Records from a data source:
══════

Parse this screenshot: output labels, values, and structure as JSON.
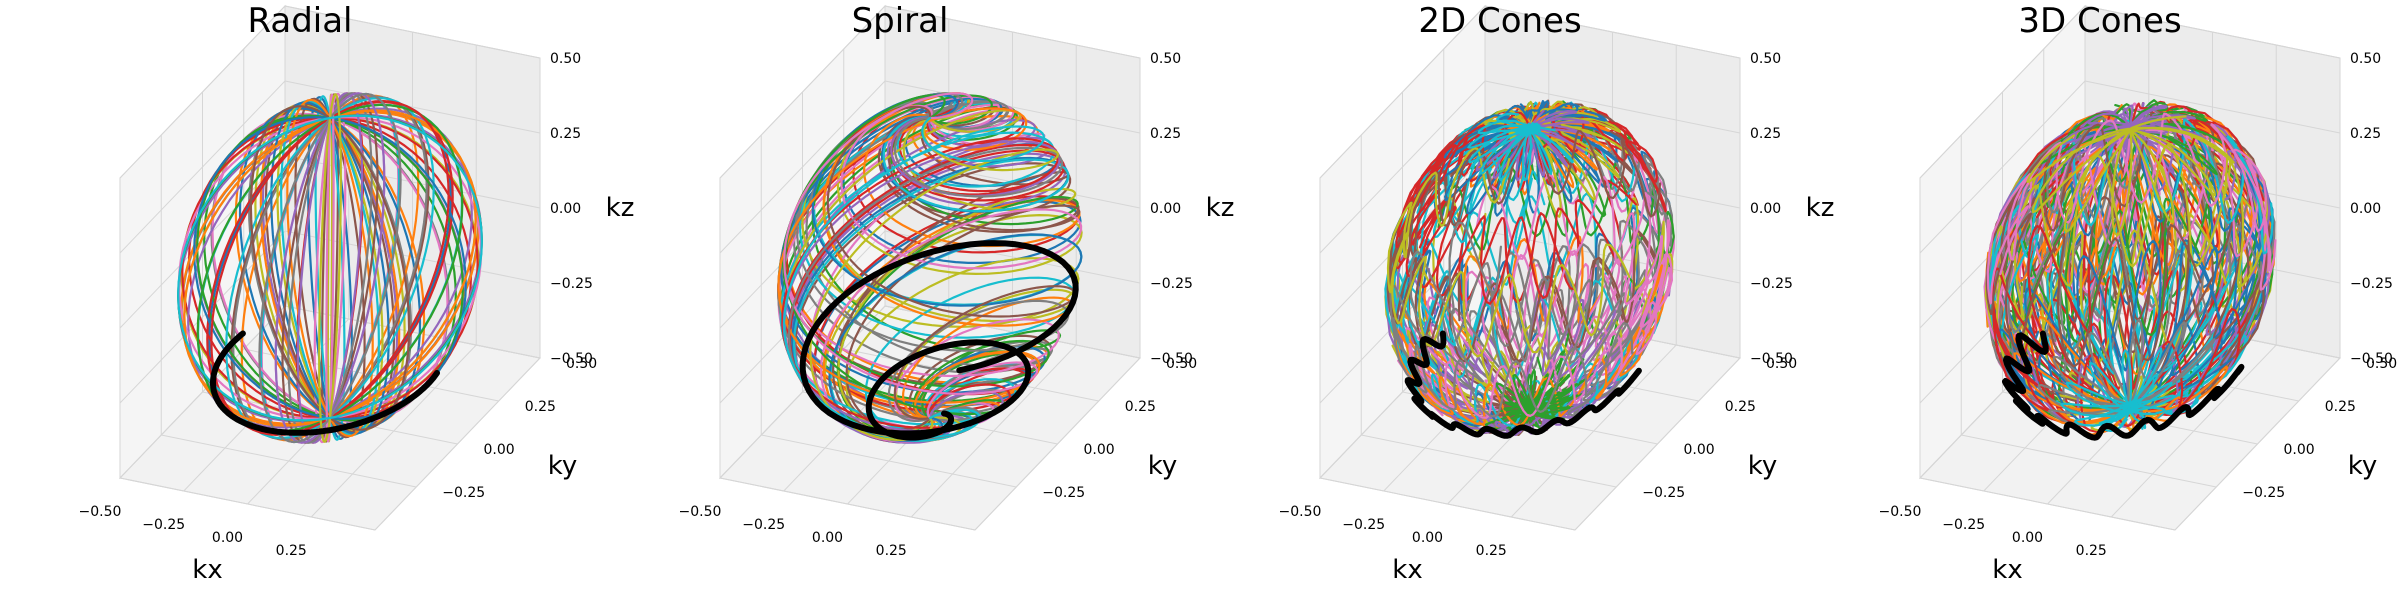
{
  "figure": {
    "colors": [
      "#1f77b4",
      "#ff7f0e",
      "#2ca02c",
      "#d62728",
      "#9467bd",
      "#8c564b",
      "#e377c2",
      "#7f7f7f",
      "#bcbd22",
      "#17becf"
    ],
    "highlight_color": "#000000"
  },
  "chart_data": [
    {
      "type": "line3d",
      "title": "Radial",
      "trajectory": "radial",
      "xlabel": "kx",
      "ylabel": "ky",
      "zlabel": "kz",
      "xlim": [
        -0.5,
        0.5
      ],
      "ylim": [
        -0.5,
        0.5
      ],
      "zlim": [
        -0.5,
        0.5
      ],
      "xticks": [
        "−0.50",
        "−0.25",
        "0.00",
        "0.25"
      ],
      "yticks": [
        "−0.25",
        "0.00",
        "0.25",
        "0.50"
      ],
      "zticks": [
        "−0.50",
        "−0.25",
        "0.00",
        "0.25",
        "0.50"
      ],
      "sphere_radius": 0.5,
      "highlight": "lower semicircle, z ≈ −0.25 to −0.5",
      "grid": true
    },
    {
      "type": "line3d",
      "title": "Spiral",
      "trajectory": "spiral",
      "xlabel": "",
      "ylabel": "ky",
      "zlabel": "kz",
      "xlim": [
        -0.5,
        0.5
      ],
      "ylim": [
        -0.5,
        0.5
      ],
      "zlim": [
        -0.5,
        0.5
      ],
      "xticks": [
        "−0.50",
        "−0.25",
        "0.00",
        "0.25"
      ],
      "yticks": [
        "−0.25",
        "0.00",
        "0.25",
        "0.50"
      ],
      "zticks": [
        "−0.50",
        "−0.25",
        "0.00",
        "0.25",
        "0.50"
      ],
      "sphere_radius": 0.5,
      "highlight": "spiral winding toward the bottom pole",
      "grid": true
    },
    {
      "type": "line3d",
      "title": "2D Cones",
      "trajectory": "cones2d",
      "xlabel": "kx",
      "ylabel": "ky",
      "zlabel": "kz",
      "xlim": [
        -0.5,
        0.5
      ],
      "ylim": [
        -0.5,
        0.5
      ],
      "zlim": [
        -0.5,
        0.5
      ],
      "xticks": [
        "−0.50",
        "−0.25",
        "0.00",
        "0.25"
      ],
      "yticks": [
        "−0.25",
        "0.00",
        "0.25",
        "0.50"
      ],
      "zticks": [
        "−0.50",
        "−0.25",
        "0.00",
        "0.25",
        "0.50"
      ],
      "sphere_radius": 0.5,
      "highlight": "wavy lower semicircle",
      "grid": true
    },
    {
      "type": "line3d",
      "title": "3D Cones",
      "trajectory": "cones3d",
      "xlabel": "kx",
      "ylabel": "ky",
      "zlabel": "kz",
      "xlim": [
        -0.5,
        0.5
      ],
      "ylim": [
        -0.5,
        0.5
      ],
      "zlim": [
        -0.5,
        0.5
      ],
      "xticks": [
        "−0.50",
        "−0.25",
        "0.00",
        "0.25"
      ],
      "yticks": [
        "−0.25",
        "0.00",
        "0.25",
        "0.50"
      ],
      "zticks": [
        "−0.50",
        "−0.25",
        "0.00",
        "0.25",
        "0.50"
      ],
      "sphere_radius": 0.5,
      "highlight": "strongly wavy lower semicircle",
      "grid": true
    }
  ]
}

══════

What you are asked to do:
Select all lines in the listing that include the word "wavy".

Task answer:
      "highlight": "wavy lower semicircle",
      "highlight": "strongly wavy lower semicircle",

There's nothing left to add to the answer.